_GIVEN INSTRUCTION_:
Retype each entry below exactly as it stands.

_EXERCISE MATERIALS_:
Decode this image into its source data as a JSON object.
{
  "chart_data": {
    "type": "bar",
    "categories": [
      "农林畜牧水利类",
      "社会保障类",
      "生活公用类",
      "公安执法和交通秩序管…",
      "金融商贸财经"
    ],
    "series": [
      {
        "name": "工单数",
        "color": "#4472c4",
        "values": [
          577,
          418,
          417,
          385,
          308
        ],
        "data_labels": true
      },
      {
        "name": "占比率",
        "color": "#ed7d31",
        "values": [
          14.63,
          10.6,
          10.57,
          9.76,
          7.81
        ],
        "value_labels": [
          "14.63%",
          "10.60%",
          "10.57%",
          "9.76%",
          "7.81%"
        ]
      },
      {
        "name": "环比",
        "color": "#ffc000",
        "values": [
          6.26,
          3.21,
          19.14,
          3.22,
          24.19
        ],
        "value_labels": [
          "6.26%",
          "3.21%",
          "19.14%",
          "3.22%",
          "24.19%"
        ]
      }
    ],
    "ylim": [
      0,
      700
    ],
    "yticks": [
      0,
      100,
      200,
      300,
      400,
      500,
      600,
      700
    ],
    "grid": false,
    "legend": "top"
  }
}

_SOLUTION FOR THIS EXERCISE_:
Decode this image into its source data as a JSON object.
{
  "chart_data": {
    "type": "bar",
    "categories": [
      "农林畜牧水利类",
      "社会保障类",
      "生活公用类",
      "公安执法和交通秩序管…",
      "金融商贸财经"
    ],
    "series": [
      {
        "name": "工单数",
        "color": "#4472c4",
        "values": [
          577,
          418,
          417,
          385,
          308
        ],
        "data_labels": true
      },
      {
        "name": "占比率",
        "color": "#ed7d31",
        "values": [
          14.63,
          10.6,
          10.57,
          9.76,
          7.81
        ],
        "value_labels": [
          "14.63%",
          "10.60%",
          "10.57%",
          "9.76%",
          "7.81%"
        ]
      },
      {
        "name": "环比",
        "color": "#ffc000",
        "values": [
          6.26,
          3.21,
          19.14,
          3.22,
          24.19
        ],
        "value_labels": [
          "6.26%",
          "3.21%",
          "19.14%",
          "3.22%",
          "24.19%"
        ]
      }
    ],
    "ylim": [
      0,
      700
    ],
    "yticks": [
      0,
      100,
      200,
      300,
      400,
      500,
      600,
      700
    ],
    "grid": false,
    "legend": "top"
  }
}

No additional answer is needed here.